*EXERCISE BRIEF*:
Print every entry word for word, but omit the pictures.

*MATERIALS PROVIDED*:
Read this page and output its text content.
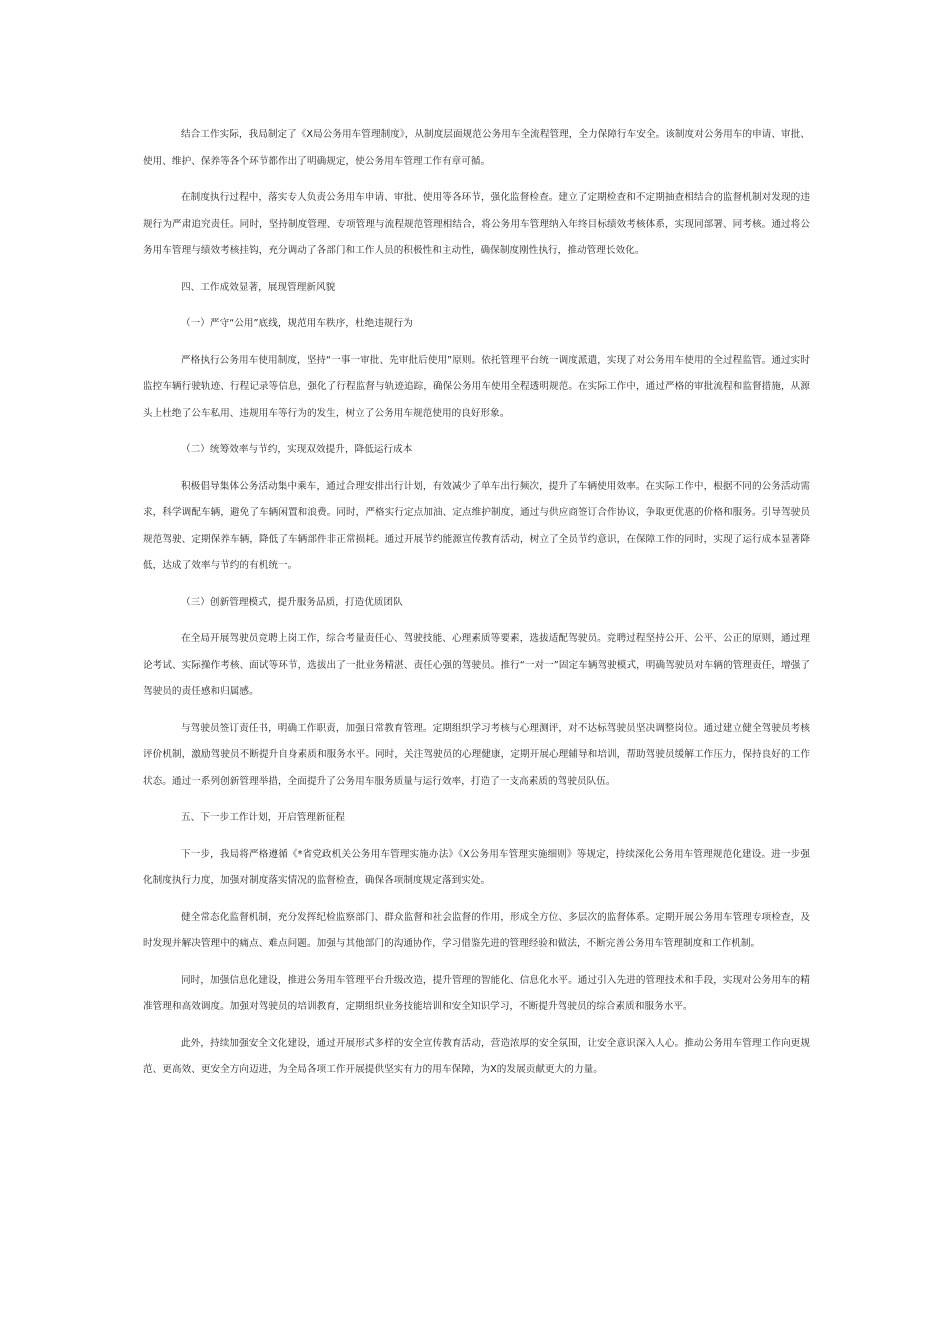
结合工作实际，我局制定了《X局公务用车管理制度》，从制度层面规范公务用车全流程管理，全力保障行车安全。该制度对公务用车的申请、审批、使用、维护、保养等各个环节都作出了明确规定，使公务用车管理工作有章可循。

在制度执行过程中，落实专人负责公务用车申请、审批、使用等各环节，强化监督检查。建立了定期检查和不定期抽查相结合的监督机制对发现的违规行为严肃追究责任。同时，坚持制度管理、专项管理与流程规范管理相结合，将公务用车管理纳入年终目标绩效考核体系，实现同部署、同考核。通过将公务用车管理与绩效考核挂钩，充分调动了各部门和工作人员的积极性和主动性，确保制度刚性执行，推动管理长效化。

四、工作成效显著，展现管理新风貌

（一）严守“公用”底线，规范用车秩序，杜绝违规行为

严格执行公务用车使用制度，坚持“一事一审批、先审批后使用”原则。依托管理平台统一调度派遣，实现了对公务用车使用的全过程监管。通过实时监控车辆行驶轨迹、行程记录等信息，强化了行程监督与轨迹追踪，确保公务用车使用全程透明规范。在实际工作中，通过严格的审批流程和监督措施，从源头上杜绝了公车私用、违规用车等行为的发生，树立了公务用车规范使用的良好形象。

（二）统筹效率与节约，实现双效提升，降低运行成本

积极倡导集体公务活动集中乘车，通过合理安排出行计划，有效减少了单车出行频次，提升了车辆使用效率。在实际工作中，根据不同的公务活动需求，科学调配车辆，避免了车辆闲置和浪费。同时，严格实行定点加油、定点维护制度，通过与供应商签订合作协议，争取更优惠的价格和服务。引导驾驶员规范驾驶、定期保养车辆，降低了车辆部件非正常损耗。通过开展节约能源宣传教育活动，树立了全员节约意识，在保障工作的同时，实现了运行成本显著降低，达成了效率与节约的有机统一。

（三）创新管理模式，提升服务品质，打造优质团队

在全局开展驾驶员竞聘上岗工作，综合考量责任心、驾驶技能、心理素质等要素，选拔适配驾驶员。竞聘过程坚持公开、公平、公正的原则，通过理论考试、实际操作考核、面试等环节，选拔出了一批业务精湛、责任心强的驾驶员。推行“一对一”固定车辆驾驶模式，明确驾驶员对车辆的管理责任，增强了驾驶员的责任感和归属感。

与驾驶员签订责任书，明确工作职责，加强日常教育管理。定期组织学习考核与心理测评，对不达标驾驶员坚决调整岗位。通过建立健全驾驶员考核评价机制，激励驾驶员不断提升自身素质和服务水平。同时，关注驾驶员的心理健康，定期开展心理辅导和培训，帮助驾驶员缓解工作压力，保持良好的工作状态。通过一系列创新管理举措，全面提升了公务用车服务质量与运行效率，打造了一支高素质的驾驶员队伍。

五、下一步工作计划，开启管理新征程

下一步，我局将严格遵循《*省党政机关公务用车管理实施办法》《X公务用车管理实施细则》等规定，持续深化公务用车管理规范化建设。进一步强化制度执行力度，加强对制度落实情况的监督检查，确保各项制度规定落到实处。

健全常态化监督机制，充分发挥纪检监察部门、群众监督和社会监督的作用，形成全方位、多层次的监督体系。定期开展公务用车管理专项检查，及时发现并解决管理中的痛点、难点问题。加强与其他部门的沟通协作，学习借鉴先进的管理经验和做法，不断完善公务用车管理制度和工作机制。

同时，加强信息化建设，推进公务用车管理平台升级改造，提升管理的智能化、信息化水平。通过引入先进的管理技术和手段，实现对公务用车的精准管理和高效调度。加强对驾驶员的培训教育，定期组织业务技能培训和安全知识学习，不断提升驾驶员的综合素质和服务水平。

此外，持续加强安全文化建设，通过开展形式多样的安全宣传教育活动，营造浓厚的安全氛围，让安全意识深入人心。推动公务用车管理工作向更规范、更高效、更安全方向迈进，为全局各项工作开展提供坚实有力的用车保障，为X的发展贡献更大的力量。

*FULL OUTPUT*:
Read this page and output its text content.
结合工作实际，我局制定了《X局公务用车管理制度》，从制度层面规范公务用车全流程管理，全力保障行车安全。该制度对公务用车的申请、审批、使用、维护、保养等各个环节都作出了明确规定，使公务用车管理工作有章可循。

在制度执行过程中，落实专人负责公务用车申请、审批、使用等各环节，强化监督检查。建立了定期检查和不定期抽查相结合的监督机制对发现的违规行为严肃追究责任。同时，坚持制度管理、专项管理与流程规范管理相结合，将公务用车管理纳入年终目标绩效考核体系，实现同部署、同考核。通过将公务用车管理与绩效考核挂钩，充分调动了各部门和工作人员的积极性和主动性，确保制度刚性执行，推动管理长效化。

四、工作成效显著，展现管理新风貌

（一）严守“公用”底线，规范用车秩序，杜绝违规行为

严格执行公务用车使用制度，坚持“一事一审批、先审批后使用”原则。依托管理平台统一调度派遣，实现了对公务用车使用的全过程监管。通过实时监控车辆行驶轨迹、行程记录等信息，强化了行程监督与轨迹追踪，确保公务用车使用全程透明规范。在实际工作中，通过严格的审批流程和监督措施，从源头上杜绝了公车私用、违规用车等行为的发生，树立了公务用车规范使用的良好形象。

（二）统筹效率与节约，实现双效提升，降低运行成本

积极倡导集体公务活动集中乘车，通过合理安排出行计划，有效减少了单车出行频次，提升了车辆使用效率。在实际工作中，根据不同的公务活动需求，科学调配车辆，避免了车辆闲置和浪费。同时，严格实行定点加油、定点维护制度，通过与供应商签订合作协议，争取更优惠的价格和服务。引导驾驶员规范驾驶、定期保养车辆，降低了车辆部件非正常损耗。通过开展节约能源宣传教育活动，树立了全员节约意识，在保障工作的同时，实现了运行成本显著降低，达成了效率与节约的有机统一。

（三）创新管理模式，提升服务品质，打造优质团队

在全局开展驾驶员竞聘上岗工作，综合考量责任心、驾驶技能、心理素质等要素，选拔适配驾驶员。竞聘过程坚持公开、公平、公正的原则，通过理论考试、实际操作考核、面试等环节，选拔出了一批业务精湛、责任心强的驾驶员。推行“一对一”固定车辆驾驶模式，明确驾驶员对车辆的管理责任，增强了驾驶员的责任感和归属感。

与驾驶员签订责任书，明确工作职责，加强日常教育管理。定期组织学习考核与心理测评，对不达标驾驶员坚决调整岗位。通过建立健全驾驶员考核评价机制，激励驾驶员不断提升自身素质和服务水平。同时，关注驾驶员的心理健康，定期开展心理辅导和培训，帮助驾驶员缓解工作压力，保持良好的工作状态。通过一系列创新管理举措，全面提升了公务用车服务质量与运行效率，打造了一支高素质的驾驶员队伍。

五、下一步工作计划，开启管理新征程

下一步，我局将严格遵循《*省党政机关公务用车管理实施办法》《X公务用车管理实施细则》等规定，持续深化公务用车管理规范化建设。进一步强化制度执行力度，加强对制度落实情况的监督检查，确保各项制度规定落到实处。

健全常态化监督机制，充分发挥纪检监察部门、群众监督和社会监督的作用，形成全方位、多层次的监督体系。定期开展公务用车管理专项检查，及时发现并解决管理中的痛点、难点问题。加强与其他部门的沟通协作，学习借鉴先进的管理经验和做法，不断完善公务用车管理制度和工作机制。

同时，加强信息化建设，推进公务用车管理平台升级改造，提升管理的智能化、信息化水平。通过引入先进的管理技术和手段，实现对公务用车的精准管理和高效调度。加强对驾驶员的培训教育，定期组织业务技能培训和安全知识学习，不断提升驾驶员的综合素质和服务水平。

此外，持续加强安全文化建设，通过开展形式多样的安全宣传教育活动，营造浓厚的安全氛围，让安全意识深入人心。推动公务用车管理工作向更规范、更高效、更安全方向迈进，为全局各项工作开展提供坚实有力的用车保障，为X的发展贡献更大的力量。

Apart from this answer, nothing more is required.